Objective: Leave out the pictures and return every entry exactly as it appears.

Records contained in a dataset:

◇ ◇ ◇ ◇ ◇

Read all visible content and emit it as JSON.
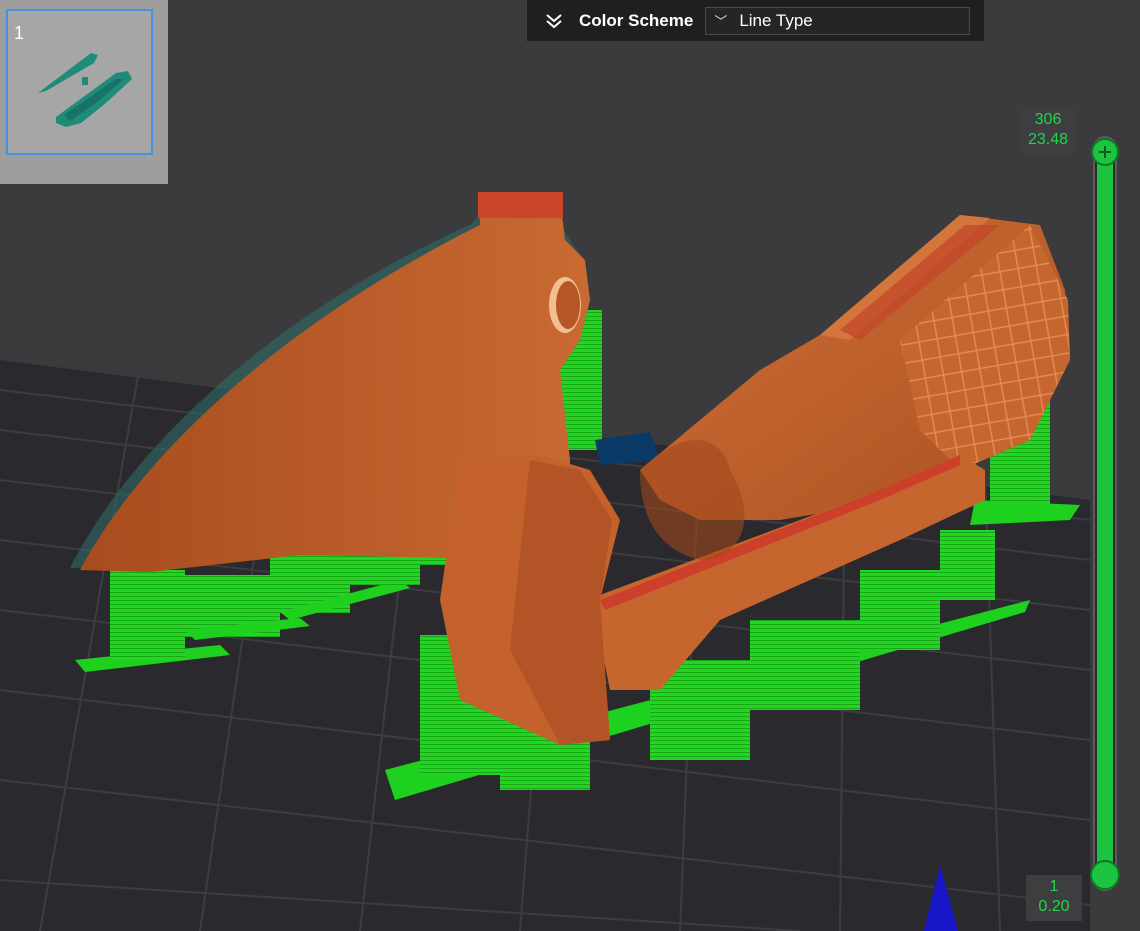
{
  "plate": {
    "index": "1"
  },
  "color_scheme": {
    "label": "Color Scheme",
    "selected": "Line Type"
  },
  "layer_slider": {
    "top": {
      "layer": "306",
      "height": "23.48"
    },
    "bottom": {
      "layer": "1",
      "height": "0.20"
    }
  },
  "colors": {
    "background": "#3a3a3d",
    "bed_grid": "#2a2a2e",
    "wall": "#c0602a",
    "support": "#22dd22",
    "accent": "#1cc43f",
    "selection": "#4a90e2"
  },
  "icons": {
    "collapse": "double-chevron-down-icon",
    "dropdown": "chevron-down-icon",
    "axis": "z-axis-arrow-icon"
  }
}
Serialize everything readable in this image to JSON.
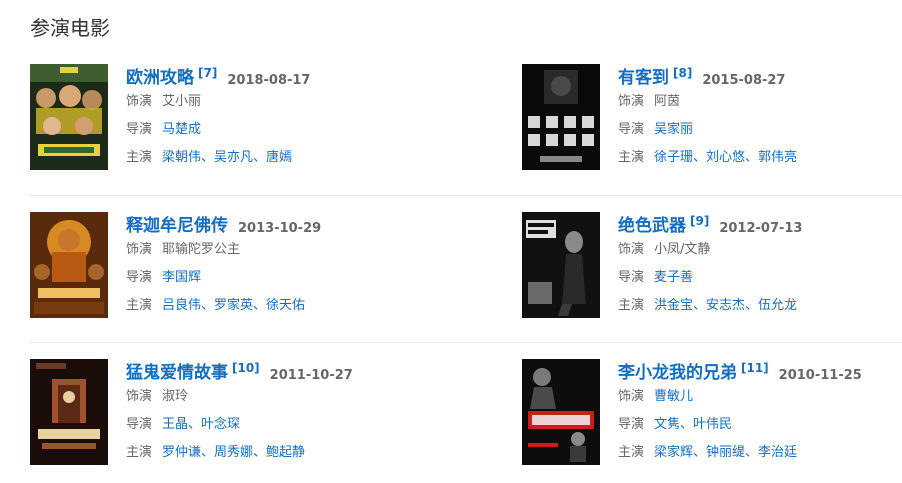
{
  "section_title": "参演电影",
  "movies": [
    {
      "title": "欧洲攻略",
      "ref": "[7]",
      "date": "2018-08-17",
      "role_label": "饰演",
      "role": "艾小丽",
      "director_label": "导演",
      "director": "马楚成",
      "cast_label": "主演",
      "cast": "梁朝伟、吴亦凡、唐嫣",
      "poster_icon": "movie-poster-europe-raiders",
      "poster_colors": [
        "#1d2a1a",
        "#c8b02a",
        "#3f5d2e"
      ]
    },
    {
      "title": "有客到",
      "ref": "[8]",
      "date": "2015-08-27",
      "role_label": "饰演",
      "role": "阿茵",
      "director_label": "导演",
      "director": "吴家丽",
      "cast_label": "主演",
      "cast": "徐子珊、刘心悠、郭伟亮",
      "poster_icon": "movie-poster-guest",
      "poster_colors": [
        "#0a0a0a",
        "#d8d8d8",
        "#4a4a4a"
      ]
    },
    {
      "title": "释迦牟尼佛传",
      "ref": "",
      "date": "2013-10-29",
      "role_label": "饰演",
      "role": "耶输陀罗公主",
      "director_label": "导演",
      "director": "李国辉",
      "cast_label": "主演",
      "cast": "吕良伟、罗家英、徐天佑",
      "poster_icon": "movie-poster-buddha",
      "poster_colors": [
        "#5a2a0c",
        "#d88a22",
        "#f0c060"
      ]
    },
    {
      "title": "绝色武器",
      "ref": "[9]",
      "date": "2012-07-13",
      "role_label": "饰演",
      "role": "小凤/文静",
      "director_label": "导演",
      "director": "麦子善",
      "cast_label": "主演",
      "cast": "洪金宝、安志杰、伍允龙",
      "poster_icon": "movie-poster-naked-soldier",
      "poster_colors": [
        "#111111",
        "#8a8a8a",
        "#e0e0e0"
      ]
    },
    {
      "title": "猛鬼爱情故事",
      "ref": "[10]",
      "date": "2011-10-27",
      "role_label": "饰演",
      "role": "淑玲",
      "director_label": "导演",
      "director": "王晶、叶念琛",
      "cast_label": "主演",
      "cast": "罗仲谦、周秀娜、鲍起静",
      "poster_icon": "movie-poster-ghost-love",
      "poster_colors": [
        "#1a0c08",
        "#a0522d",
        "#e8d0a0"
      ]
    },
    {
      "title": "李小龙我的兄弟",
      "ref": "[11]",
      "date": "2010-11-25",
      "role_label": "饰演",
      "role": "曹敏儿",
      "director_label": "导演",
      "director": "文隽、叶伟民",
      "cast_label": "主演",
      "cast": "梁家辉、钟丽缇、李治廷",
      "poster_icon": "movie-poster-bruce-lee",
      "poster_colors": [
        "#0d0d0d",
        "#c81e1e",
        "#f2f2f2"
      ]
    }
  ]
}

◇ ◇ ◇ ◇ ◇

Exercise solution:
Read all visible content and emit it as JSON.
{
  "plate": {
    "index": "1"
  },
  "color_scheme": {
    "label": "Color Scheme",
    "selected": "Line Type"
  },
  "layer_slider": {
    "top": {
      "layer": "306",
      "height": "23.48"
    },
    "bottom": {
      "layer": "1",
      "height": "0.20"
    }
  },
  "colors": {
    "background": "#3a3a3d",
    "bed_grid": "#2a2a2e",
    "wall": "#c0602a",
    "support": "#22dd22",
    "accent": "#1cc43f",
    "selection": "#4a90e2"
  },
  "icons": {
    "collapse": "double-chevron-down-icon",
    "dropdown": "chevron-down-icon",
    "axis": "z-axis-arrow-icon"
  }
}
Serialize everything readable in this image to JSON.
{
  "section_title": "参演电影",
  "movies": [
    {
      "title": "欧洲攻略",
      "ref": "[7]",
      "date": "2018-08-17",
      "role_label": "饰演",
      "role": "艾小丽",
      "director_label": "导演",
      "director": "马楚成",
      "cast_label": "主演",
      "cast": "梁朝伟、吴亦凡、唐嫣",
      "poster_icon": "movie-poster-europe-raiders",
      "poster_colors": [
        "#1d2a1a",
        "#c8b02a",
        "#3f5d2e"
      ]
    },
    {
      "title": "有客到",
      "ref": "[8]",
      "date": "2015-08-27",
      "role_label": "饰演",
      "role": "阿茵",
      "director_label": "导演",
      "director": "吴家丽",
      "cast_label": "主演",
      "cast": "徐子珊、刘心悠、郭伟亮",
      "poster_icon": "movie-poster-guest",
      "poster_colors": [
        "#0a0a0a",
        "#d8d8d8",
        "#4a4a4a"
      ]
    },
    {
      "title": "释迦牟尼佛传",
      "ref": "",
      "date": "2013-10-29",
      "role_label": "饰演",
      "role": "耶输陀罗公主",
      "director_label": "导演",
      "director": "李国辉",
      "cast_label": "主演",
      "cast": "吕良伟、罗家英、徐天佑",
      "poster_icon": "movie-poster-buddha",
      "poster_colors": [
        "#5a2a0c",
        "#d88a22",
        "#f0c060"
      ]
    },
    {
      "title": "绝色武器",
      "ref": "[9]",
      "date": "2012-07-13",
      "role_label": "饰演",
      "role": "小凤/文静",
      "director_label": "导演",
      "director": "麦子善",
      "cast_label": "主演",
      "cast": "洪金宝、安志杰、伍允龙",
      "poster_icon": "movie-poster-naked-soldier",
      "poster_colors": [
        "#111111",
        "#8a8a8a",
        "#e0e0e0"
      ]
    },
    {
      "title": "猛鬼爱情故事",
      "ref": "[10]",
      "date": "2011-10-27",
      "role_label": "饰演",
      "role": "淑玲",
      "director_label": "导演",
      "director": "王晶、叶念琛",
      "cast_label": "主演",
      "cast": "罗仲谦、周秀娜、鲍起静",
      "poster_icon": "movie-poster-ghost-love",
      "poster_colors": [
        "#1a0c08",
        "#a0522d",
        "#e8d0a0"
      ]
    },
    {
      "title": "李小龙我的兄弟",
      "ref": "[11]",
      "date": "2010-11-25",
      "role_label": "饰演",
      "role": "曹敏儿",
      "director_label": "导演",
      "director": "文隽、叶伟民",
      "cast_label": "主演",
      "cast": "梁家辉、钟丽缇、李治廷",
      "poster_icon": "movie-poster-bruce-lee",
      "poster_colors": [
        "#0d0d0d",
        "#c81e1e",
        "#f2f2f2"
      ]
    }
  ]
}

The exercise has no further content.